==== Data for processing ====

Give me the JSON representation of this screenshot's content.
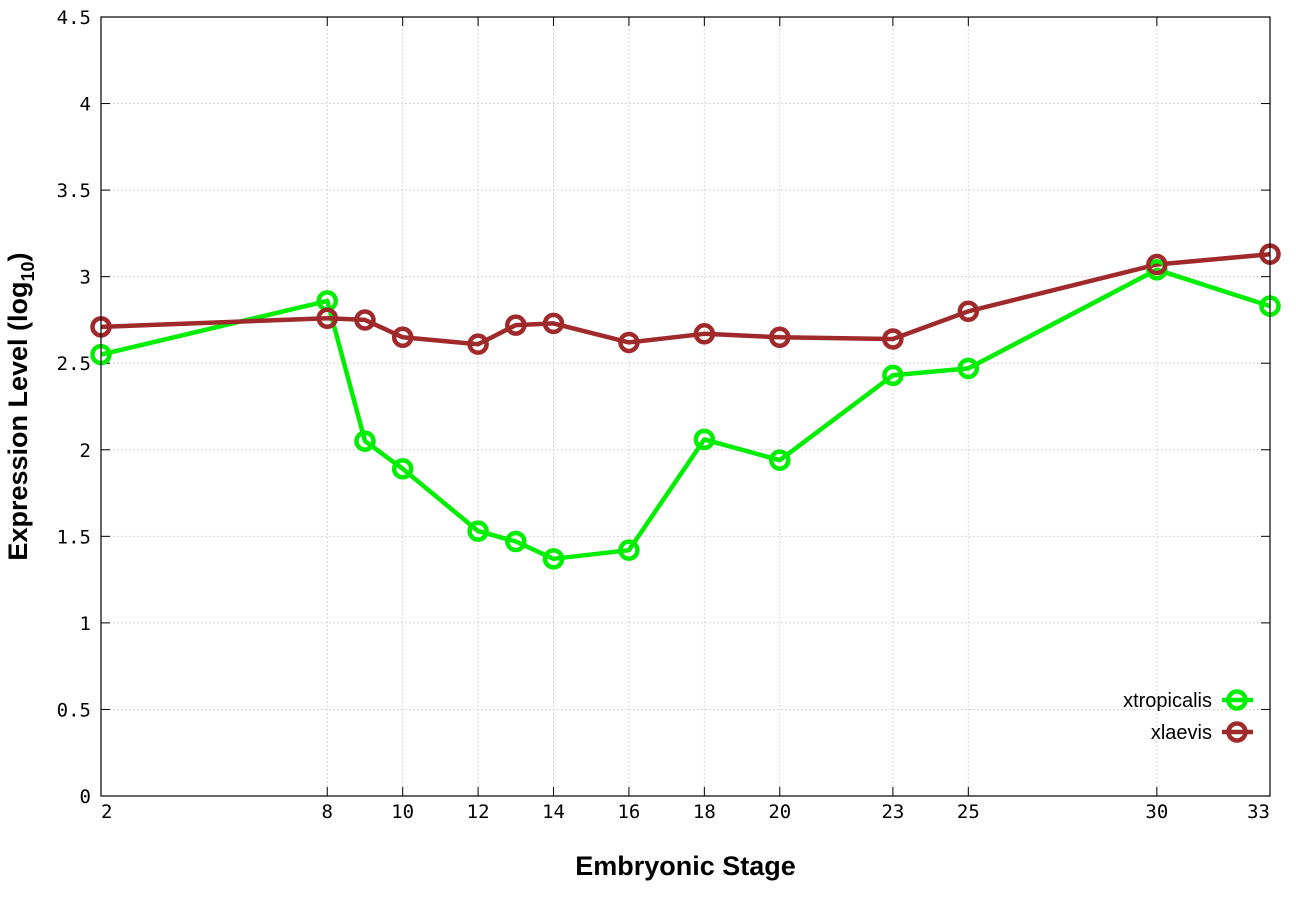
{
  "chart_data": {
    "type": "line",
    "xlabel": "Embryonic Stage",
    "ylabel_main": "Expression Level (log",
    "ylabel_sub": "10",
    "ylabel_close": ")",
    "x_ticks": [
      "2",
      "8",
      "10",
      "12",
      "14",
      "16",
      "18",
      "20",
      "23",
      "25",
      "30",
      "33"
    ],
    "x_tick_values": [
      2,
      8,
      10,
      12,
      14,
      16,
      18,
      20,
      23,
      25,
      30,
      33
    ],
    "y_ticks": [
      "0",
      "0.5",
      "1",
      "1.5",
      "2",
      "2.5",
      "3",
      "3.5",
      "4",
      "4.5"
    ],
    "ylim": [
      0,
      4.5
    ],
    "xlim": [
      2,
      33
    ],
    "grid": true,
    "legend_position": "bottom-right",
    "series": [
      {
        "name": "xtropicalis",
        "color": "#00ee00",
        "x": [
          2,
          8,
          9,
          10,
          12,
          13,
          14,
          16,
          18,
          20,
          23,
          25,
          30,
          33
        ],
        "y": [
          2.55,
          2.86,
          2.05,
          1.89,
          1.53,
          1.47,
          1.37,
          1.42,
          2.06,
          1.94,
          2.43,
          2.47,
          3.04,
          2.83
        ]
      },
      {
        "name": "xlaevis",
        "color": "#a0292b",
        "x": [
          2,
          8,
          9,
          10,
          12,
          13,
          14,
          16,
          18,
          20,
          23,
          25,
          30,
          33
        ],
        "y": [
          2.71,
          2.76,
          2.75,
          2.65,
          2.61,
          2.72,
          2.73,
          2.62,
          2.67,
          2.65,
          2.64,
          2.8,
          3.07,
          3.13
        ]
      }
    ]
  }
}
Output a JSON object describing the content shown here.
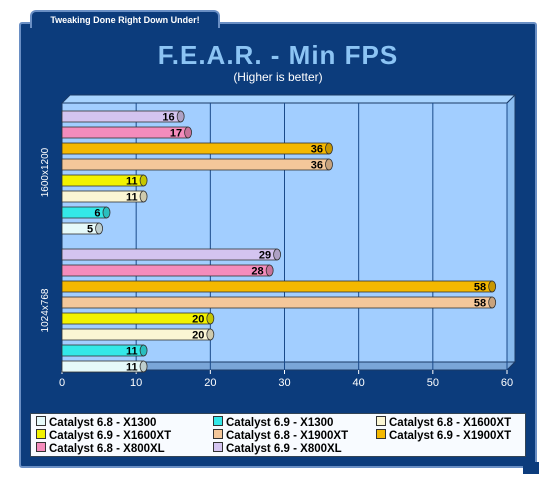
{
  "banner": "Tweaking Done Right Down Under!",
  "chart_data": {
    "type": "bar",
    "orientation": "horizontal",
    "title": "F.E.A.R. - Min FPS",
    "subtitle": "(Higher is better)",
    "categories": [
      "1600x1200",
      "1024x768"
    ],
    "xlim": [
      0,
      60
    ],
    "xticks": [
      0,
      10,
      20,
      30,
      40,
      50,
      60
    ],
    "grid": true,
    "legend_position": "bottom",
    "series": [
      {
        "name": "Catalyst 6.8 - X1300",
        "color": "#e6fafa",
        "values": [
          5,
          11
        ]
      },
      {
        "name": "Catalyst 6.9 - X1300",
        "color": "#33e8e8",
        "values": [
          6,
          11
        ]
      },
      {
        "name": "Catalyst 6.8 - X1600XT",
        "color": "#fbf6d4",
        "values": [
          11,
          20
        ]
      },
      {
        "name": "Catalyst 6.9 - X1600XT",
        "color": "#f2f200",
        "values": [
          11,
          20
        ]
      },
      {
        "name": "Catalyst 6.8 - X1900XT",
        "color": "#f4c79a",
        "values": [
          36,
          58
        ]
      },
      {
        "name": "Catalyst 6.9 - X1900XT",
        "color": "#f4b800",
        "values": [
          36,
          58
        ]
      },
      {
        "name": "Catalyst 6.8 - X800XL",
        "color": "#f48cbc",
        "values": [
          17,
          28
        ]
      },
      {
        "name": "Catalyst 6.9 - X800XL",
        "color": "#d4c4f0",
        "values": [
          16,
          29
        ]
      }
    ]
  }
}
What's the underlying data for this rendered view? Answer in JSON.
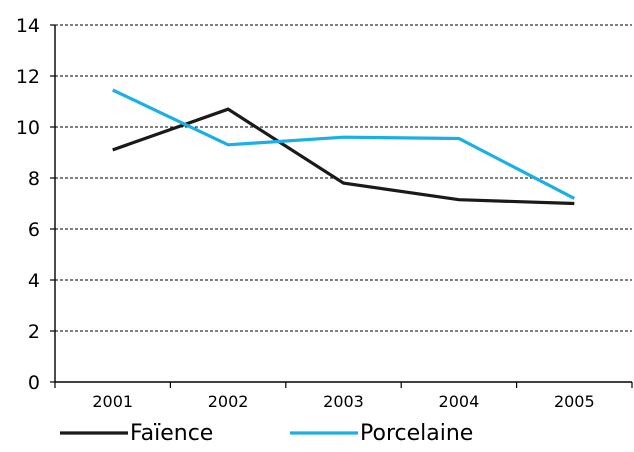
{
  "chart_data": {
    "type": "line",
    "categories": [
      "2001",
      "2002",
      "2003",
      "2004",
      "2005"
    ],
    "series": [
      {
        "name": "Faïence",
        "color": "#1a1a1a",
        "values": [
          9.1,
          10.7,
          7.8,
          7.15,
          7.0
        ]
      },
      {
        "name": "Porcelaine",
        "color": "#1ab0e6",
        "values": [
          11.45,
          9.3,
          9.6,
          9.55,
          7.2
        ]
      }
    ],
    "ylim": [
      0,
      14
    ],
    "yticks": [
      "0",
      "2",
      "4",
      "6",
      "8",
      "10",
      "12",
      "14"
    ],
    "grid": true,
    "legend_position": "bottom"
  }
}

====
==== Data for processing ====

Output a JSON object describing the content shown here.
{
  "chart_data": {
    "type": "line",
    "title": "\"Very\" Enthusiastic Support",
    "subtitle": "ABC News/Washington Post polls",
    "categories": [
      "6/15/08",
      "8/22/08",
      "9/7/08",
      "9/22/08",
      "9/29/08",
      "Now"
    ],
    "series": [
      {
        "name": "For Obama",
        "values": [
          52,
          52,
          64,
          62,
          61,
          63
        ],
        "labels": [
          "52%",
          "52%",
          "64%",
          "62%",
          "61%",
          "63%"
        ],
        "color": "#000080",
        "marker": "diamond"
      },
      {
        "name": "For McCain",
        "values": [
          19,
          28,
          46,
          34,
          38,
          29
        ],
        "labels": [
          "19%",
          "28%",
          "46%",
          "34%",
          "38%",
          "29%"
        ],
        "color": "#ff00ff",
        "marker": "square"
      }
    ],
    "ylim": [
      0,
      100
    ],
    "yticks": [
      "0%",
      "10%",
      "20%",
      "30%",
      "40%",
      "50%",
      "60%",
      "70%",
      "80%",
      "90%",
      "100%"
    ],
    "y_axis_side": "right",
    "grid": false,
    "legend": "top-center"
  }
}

====
==== Data for processing ====

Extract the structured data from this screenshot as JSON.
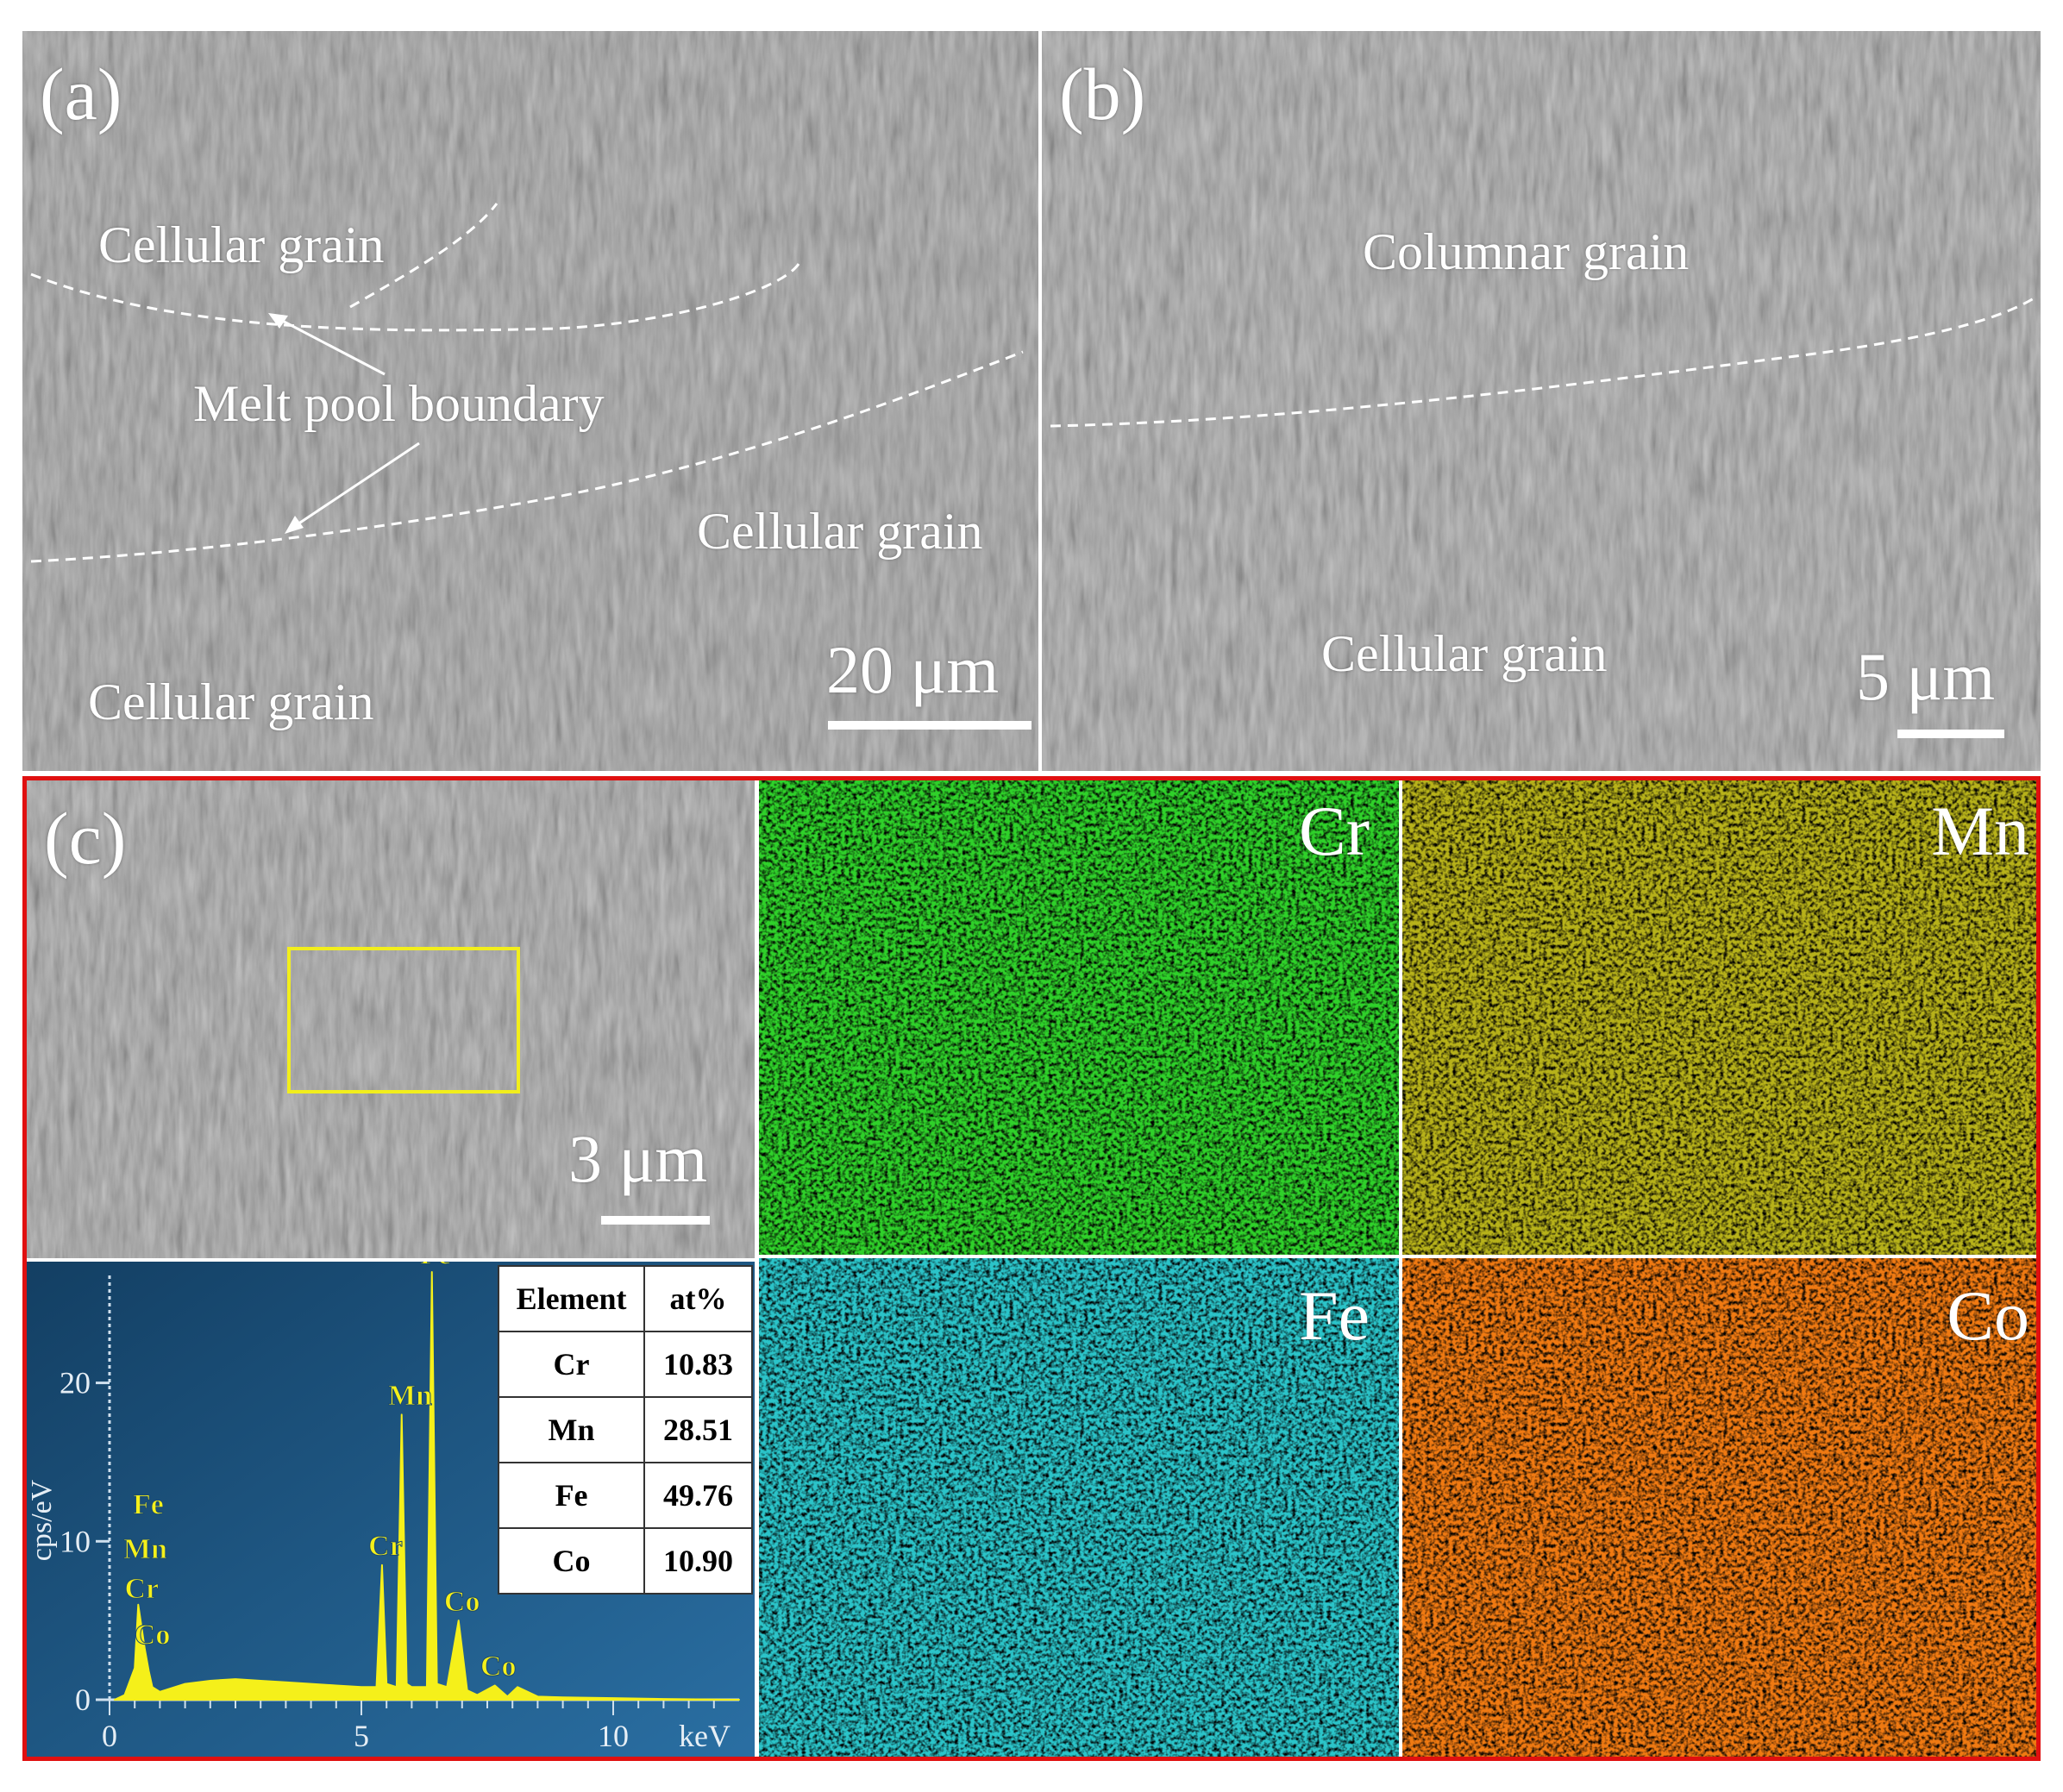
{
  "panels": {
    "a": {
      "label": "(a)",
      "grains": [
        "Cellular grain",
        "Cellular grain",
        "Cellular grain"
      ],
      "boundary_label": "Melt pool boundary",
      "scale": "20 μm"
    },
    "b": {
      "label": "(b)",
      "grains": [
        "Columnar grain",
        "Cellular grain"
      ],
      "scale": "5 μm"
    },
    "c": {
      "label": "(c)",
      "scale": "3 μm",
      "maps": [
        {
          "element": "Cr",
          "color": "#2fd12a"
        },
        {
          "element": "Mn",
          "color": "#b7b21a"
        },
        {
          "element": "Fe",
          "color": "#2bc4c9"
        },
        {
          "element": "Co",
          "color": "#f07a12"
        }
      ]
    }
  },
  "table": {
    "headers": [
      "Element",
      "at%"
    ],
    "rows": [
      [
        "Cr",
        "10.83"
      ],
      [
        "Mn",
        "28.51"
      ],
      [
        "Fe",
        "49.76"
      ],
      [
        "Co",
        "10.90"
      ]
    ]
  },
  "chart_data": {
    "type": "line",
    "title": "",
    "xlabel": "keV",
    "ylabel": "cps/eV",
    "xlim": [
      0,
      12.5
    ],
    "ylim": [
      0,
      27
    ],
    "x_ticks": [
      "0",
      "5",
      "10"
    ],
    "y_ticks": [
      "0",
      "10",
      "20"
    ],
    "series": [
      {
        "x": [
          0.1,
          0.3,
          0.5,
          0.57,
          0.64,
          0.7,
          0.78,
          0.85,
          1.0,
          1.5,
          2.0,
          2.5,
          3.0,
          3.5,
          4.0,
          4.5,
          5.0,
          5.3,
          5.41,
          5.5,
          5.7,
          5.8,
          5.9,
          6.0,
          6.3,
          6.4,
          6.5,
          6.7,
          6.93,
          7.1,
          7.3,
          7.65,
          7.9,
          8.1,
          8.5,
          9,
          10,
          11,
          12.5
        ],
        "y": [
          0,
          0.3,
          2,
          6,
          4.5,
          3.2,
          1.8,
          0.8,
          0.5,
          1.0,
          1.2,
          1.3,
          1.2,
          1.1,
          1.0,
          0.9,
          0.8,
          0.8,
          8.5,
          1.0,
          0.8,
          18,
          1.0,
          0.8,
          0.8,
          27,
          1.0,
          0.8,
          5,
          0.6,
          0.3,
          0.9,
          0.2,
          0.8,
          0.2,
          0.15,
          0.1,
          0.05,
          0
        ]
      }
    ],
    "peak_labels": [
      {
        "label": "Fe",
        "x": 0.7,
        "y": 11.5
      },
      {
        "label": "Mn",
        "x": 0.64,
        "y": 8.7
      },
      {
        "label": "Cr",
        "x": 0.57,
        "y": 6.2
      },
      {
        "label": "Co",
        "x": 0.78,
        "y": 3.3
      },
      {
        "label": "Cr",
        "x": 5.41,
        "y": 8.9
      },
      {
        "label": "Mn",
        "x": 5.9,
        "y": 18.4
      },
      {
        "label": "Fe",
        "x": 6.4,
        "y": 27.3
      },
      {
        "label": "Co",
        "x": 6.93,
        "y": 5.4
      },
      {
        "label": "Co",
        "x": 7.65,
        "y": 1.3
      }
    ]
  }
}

====

Aim:
Copy out each line of the listing that holds "this".

Correct response:
Give me the JSON representation of this screenshot's content.
What's the underlying data for this rendered view? Answer in JSON.
Extract the structured data from this screenshot as JSON.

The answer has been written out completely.